-- Task requirements --
Extract every line of the material that holds the string "pattern".

## Start Extracted information

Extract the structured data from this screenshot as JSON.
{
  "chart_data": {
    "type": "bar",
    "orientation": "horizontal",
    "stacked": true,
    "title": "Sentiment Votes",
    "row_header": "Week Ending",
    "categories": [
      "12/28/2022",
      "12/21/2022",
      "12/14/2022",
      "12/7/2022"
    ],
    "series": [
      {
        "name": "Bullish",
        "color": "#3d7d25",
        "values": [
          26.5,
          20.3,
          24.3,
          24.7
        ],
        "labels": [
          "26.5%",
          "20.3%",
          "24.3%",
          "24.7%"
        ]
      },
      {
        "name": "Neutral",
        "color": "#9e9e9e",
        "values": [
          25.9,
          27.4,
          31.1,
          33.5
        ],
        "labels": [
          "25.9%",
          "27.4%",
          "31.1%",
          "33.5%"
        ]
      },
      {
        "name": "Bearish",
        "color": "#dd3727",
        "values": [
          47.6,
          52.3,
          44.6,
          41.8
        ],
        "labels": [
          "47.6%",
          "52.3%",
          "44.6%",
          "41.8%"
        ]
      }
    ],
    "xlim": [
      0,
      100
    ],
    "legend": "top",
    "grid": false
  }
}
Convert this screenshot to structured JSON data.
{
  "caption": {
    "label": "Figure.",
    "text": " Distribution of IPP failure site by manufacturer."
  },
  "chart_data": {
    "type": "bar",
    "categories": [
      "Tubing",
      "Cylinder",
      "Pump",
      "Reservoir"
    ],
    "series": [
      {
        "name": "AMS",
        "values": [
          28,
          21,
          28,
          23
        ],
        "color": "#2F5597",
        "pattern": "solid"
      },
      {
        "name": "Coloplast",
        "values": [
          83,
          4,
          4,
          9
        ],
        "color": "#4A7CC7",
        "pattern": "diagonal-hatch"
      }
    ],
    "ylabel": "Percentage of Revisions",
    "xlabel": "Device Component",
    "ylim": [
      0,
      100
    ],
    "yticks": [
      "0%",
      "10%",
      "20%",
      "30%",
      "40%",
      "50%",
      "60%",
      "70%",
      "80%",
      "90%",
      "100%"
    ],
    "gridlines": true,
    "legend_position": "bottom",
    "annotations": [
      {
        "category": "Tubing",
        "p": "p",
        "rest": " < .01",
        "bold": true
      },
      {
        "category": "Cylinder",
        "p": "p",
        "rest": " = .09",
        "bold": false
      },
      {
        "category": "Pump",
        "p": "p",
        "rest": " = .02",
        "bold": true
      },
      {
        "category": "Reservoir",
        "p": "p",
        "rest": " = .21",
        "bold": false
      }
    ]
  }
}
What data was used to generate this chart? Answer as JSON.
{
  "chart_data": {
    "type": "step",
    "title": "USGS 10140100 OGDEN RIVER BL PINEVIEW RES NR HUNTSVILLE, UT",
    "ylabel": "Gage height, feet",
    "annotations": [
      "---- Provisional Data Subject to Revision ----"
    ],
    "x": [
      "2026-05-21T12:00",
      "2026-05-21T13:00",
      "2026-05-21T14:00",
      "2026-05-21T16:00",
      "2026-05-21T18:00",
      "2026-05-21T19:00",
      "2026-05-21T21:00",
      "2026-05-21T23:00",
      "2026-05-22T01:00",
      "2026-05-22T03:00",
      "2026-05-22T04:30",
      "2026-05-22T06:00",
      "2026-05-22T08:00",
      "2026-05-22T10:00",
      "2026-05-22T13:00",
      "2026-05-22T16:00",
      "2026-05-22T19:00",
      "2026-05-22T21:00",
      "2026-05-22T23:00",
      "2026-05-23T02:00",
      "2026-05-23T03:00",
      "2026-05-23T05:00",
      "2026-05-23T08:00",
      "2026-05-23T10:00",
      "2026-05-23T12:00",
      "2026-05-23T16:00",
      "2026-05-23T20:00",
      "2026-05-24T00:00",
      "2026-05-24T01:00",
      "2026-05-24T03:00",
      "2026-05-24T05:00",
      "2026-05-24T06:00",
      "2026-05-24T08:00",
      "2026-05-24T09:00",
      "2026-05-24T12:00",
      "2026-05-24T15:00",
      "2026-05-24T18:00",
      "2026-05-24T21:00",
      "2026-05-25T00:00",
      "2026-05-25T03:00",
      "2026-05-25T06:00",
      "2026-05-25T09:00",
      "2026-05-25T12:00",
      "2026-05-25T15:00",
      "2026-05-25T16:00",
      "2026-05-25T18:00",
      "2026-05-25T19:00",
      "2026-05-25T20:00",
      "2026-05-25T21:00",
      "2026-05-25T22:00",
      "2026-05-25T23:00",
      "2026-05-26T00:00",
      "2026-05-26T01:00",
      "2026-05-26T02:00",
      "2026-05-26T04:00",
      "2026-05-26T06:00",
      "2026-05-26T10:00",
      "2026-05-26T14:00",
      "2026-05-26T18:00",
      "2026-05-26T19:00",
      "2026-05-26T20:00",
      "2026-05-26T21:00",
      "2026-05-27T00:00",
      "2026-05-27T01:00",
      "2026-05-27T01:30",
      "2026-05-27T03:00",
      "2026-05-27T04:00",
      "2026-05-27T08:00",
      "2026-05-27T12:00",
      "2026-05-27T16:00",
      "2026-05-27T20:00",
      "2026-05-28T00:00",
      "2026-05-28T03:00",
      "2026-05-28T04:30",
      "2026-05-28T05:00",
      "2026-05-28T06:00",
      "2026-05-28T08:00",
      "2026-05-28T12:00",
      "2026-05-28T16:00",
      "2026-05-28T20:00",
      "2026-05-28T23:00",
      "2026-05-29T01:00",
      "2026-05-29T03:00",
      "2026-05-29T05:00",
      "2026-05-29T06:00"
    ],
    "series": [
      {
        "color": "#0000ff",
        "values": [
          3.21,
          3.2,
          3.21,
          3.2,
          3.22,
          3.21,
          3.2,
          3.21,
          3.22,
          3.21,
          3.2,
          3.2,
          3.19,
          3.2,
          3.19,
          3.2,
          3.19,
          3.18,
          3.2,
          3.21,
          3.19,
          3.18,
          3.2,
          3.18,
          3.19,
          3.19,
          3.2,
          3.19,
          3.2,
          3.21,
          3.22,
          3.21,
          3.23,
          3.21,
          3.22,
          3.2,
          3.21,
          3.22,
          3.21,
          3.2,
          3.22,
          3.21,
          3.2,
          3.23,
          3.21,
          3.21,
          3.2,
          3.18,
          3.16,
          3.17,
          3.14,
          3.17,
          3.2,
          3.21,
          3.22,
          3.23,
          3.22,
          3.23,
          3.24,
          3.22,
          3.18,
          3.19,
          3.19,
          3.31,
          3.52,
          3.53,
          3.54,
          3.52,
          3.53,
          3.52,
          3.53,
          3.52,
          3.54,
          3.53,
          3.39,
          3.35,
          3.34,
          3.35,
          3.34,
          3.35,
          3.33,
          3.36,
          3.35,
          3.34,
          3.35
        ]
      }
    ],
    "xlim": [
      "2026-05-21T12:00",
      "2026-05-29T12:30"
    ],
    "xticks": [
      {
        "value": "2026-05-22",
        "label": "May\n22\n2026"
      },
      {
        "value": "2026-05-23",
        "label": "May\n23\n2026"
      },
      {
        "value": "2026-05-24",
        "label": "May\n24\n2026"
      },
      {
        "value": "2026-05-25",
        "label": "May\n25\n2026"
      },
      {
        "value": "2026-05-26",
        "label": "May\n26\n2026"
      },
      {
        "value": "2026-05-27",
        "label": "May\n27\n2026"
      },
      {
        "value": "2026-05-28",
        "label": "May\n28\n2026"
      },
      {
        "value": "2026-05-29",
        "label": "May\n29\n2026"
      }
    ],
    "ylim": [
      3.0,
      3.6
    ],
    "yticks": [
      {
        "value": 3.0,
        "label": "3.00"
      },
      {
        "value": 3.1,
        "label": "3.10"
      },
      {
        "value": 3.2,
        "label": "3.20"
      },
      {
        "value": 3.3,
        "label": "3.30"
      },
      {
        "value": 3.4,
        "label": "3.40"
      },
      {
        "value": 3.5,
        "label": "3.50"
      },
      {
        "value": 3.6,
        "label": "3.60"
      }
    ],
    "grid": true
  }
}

## End Extracted information

-- Result of this task --
        "pattern": "solid"
        "pattern": "diagonal-hatch"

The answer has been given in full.